Exercise requirements: Send back the records in full, character for character.

Provided records:
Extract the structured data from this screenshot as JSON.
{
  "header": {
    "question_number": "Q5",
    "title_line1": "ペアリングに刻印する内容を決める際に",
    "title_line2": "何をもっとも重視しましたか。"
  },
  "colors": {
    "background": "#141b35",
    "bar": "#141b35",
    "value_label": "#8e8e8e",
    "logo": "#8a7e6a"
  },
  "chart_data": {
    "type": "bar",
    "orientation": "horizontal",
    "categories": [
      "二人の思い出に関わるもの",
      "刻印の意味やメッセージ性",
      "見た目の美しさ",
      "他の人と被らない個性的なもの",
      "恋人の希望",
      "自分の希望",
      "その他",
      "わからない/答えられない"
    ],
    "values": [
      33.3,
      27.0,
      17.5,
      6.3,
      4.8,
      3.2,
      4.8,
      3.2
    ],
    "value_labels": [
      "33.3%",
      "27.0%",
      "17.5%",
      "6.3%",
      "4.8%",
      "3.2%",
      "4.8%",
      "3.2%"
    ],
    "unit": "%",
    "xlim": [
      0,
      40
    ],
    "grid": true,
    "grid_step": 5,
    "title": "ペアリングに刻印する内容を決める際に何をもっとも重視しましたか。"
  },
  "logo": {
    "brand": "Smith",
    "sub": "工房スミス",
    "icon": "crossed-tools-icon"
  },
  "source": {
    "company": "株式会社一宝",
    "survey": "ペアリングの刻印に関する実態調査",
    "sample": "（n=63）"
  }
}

Finished exercise:
Extract the structured data from this screenshot as JSON.
{
  "header": {
    "question_number": "Q5",
    "title_line1": "ペアリングに刻印する内容を決める際に",
    "title_line2": "何をもっとも重視しましたか。"
  },
  "colors": {
    "background": "#141b35",
    "bar": "#141b35",
    "value_label": "#8e8e8e",
    "logo": "#8a7e6a"
  },
  "chart_data": {
    "type": "bar",
    "orientation": "horizontal",
    "categories": [
      "二人の思い出に関わるもの",
      "刻印の意味やメッセージ性",
      "見た目の美しさ",
      "他の人と被らない個性的なもの",
      "恋人の希望",
      "自分の希望",
      "その他",
      "わからない/答えられない"
    ],
    "values": [
      33.3,
      27.0,
      17.5,
      6.3,
      4.8,
      3.2,
      4.8,
      3.2
    ],
    "value_labels": [
      "33.3%",
      "27.0%",
      "17.5%",
      "6.3%",
      "4.8%",
      "3.2%",
      "4.8%",
      "3.2%"
    ],
    "unit": "%",
    "xlim": [
      0,
      40
    ],
    "grid": true,
    "grid_step": 5,
    "title": "ペアリングに刻印する内容を決める際に何をもっとも重視しましたか。"
  },
  "logo": {
    "brand": "Smith",
    "sub": "工房スミス",
    "icon": "crossed-tools-icon"
  },
  "source": {
    "company": "株式会社一宝",
    "survey": "ペアリングの刻印に関する実態調査",
    "sample": "（n=63）"
  }
}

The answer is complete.